La programmazione e il 'dossier' Expo 2015, dove il tema nutrizionale è al centro, rappresenteranno certamente il faro dell'azione del nuovo ministro delle Politiche agricole, Maurizio Martina.
La programmazione e il 'dossier' Expo 2015, dove il tema nutrizionale è al centro, rappresenteranno certamente il faro dell'azione del nuovo ministro delle Politiche agricole, Maurizio Martina. Nel precedente incarico di sottosegretario al Mipaaf, Martina aveva ricevuto la delega a presiedere la Commissione di coordinamento per le attività connesse alla manifestazione milanese.
SPOSATO CON DUE FIGLI. Un'altra sfida importante per il giovane neo-ministro, nato a Calcinate, nel Bergamasco, il 9 settembre del 1978, sposato con due figli, sarà inoltre di procedere alla realizzazione, attraverso i decreti attuativi, dei nuovi indirizzi della politica agricola comunitaria, soprintendere alla riorganizzazione di Agea e Inea, sbarrare o meno la strada agli Ogm secondo quella discrezionalità imputata dalla Unione europea ai singoli governi.

*Requisiti del compito*
Dove è nato Maurizio Martina secondo l'estratto? Per favore, basati esclusivamente sull'estratto.

*Dati mostrati*
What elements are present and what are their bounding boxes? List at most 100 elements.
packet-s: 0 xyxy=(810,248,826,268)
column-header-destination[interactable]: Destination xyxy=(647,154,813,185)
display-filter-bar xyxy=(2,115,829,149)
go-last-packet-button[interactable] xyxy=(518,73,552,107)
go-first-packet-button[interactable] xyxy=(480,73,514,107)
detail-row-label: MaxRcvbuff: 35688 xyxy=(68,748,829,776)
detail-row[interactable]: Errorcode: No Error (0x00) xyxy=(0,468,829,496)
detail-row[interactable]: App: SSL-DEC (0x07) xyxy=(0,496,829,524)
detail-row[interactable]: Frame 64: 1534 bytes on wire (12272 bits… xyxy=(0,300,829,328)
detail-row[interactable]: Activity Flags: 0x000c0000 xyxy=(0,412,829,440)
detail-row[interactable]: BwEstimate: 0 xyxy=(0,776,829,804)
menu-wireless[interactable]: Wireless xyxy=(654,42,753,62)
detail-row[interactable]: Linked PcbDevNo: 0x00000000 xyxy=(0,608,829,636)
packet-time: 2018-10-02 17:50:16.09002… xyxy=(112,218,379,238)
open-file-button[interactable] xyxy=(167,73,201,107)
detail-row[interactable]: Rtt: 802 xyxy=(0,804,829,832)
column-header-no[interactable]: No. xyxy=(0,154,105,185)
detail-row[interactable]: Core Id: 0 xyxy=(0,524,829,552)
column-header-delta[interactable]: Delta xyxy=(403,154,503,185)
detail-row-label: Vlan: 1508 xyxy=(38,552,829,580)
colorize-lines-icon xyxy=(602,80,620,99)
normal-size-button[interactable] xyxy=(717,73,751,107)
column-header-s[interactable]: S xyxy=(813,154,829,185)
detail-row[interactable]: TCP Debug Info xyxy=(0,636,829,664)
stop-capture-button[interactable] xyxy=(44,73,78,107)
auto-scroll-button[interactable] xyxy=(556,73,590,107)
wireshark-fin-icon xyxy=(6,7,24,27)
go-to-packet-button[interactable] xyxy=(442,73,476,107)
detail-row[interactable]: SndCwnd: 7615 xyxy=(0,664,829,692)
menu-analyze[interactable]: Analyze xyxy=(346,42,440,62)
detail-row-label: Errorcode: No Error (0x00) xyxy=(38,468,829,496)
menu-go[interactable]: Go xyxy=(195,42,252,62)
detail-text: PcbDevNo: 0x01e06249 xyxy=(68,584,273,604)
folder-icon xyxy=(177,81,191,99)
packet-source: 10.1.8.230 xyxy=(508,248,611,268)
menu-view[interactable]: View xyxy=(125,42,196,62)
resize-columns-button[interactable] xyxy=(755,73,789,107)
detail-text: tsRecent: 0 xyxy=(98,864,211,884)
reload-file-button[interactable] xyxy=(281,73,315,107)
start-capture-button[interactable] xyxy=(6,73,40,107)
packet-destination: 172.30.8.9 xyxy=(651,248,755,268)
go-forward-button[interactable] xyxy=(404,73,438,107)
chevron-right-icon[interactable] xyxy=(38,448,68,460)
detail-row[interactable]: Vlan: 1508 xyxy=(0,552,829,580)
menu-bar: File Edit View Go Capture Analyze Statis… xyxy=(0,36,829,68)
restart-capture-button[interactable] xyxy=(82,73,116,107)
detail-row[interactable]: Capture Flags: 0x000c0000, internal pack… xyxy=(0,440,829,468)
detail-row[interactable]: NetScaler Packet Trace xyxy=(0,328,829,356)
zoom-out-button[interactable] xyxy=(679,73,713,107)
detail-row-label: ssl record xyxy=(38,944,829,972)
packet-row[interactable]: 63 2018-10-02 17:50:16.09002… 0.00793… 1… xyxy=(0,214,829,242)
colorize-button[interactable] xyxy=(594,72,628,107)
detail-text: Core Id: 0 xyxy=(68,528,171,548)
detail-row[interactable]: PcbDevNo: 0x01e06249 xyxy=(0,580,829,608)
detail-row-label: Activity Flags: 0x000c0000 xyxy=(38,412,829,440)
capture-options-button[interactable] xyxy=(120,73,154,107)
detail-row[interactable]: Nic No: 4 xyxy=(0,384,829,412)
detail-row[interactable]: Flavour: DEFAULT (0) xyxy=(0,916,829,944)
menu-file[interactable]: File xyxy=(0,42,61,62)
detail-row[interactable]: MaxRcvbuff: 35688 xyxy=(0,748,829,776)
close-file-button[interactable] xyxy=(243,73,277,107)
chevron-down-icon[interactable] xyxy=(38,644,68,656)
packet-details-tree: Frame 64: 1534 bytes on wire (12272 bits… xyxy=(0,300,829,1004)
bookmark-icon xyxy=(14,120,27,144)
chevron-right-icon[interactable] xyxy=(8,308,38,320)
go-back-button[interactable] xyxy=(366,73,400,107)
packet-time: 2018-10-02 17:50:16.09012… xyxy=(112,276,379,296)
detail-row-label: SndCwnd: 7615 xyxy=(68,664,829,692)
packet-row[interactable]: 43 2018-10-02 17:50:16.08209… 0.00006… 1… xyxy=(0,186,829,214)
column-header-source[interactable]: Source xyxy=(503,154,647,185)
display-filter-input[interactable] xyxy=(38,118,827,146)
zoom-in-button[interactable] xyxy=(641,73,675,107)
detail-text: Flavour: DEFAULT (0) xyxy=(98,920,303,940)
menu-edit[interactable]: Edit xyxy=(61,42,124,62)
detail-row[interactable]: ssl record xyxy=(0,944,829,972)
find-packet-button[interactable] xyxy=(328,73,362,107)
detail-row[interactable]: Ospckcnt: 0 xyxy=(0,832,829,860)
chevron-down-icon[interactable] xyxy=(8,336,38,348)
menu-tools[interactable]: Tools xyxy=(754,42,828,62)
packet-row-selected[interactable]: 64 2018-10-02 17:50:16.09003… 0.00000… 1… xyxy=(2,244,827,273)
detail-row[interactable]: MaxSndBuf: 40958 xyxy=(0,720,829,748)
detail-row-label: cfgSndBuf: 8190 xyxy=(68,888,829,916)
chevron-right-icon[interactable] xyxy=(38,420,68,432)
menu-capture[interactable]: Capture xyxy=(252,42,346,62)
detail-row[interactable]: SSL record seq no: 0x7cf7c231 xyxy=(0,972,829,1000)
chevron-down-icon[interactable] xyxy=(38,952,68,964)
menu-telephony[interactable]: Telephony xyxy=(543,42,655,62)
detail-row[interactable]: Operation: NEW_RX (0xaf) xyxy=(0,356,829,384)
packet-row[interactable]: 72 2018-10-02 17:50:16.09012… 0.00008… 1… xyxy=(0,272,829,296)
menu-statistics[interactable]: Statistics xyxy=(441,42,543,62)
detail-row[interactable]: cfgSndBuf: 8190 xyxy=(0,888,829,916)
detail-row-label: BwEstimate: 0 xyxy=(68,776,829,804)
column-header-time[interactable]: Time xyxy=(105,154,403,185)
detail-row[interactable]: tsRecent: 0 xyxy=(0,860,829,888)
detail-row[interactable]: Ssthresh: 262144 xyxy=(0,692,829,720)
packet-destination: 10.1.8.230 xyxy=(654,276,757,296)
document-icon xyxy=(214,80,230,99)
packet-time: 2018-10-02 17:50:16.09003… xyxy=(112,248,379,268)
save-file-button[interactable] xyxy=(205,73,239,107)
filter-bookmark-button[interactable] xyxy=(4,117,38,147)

*La tua soluzione*
A Calcinate, nel Bergamasco.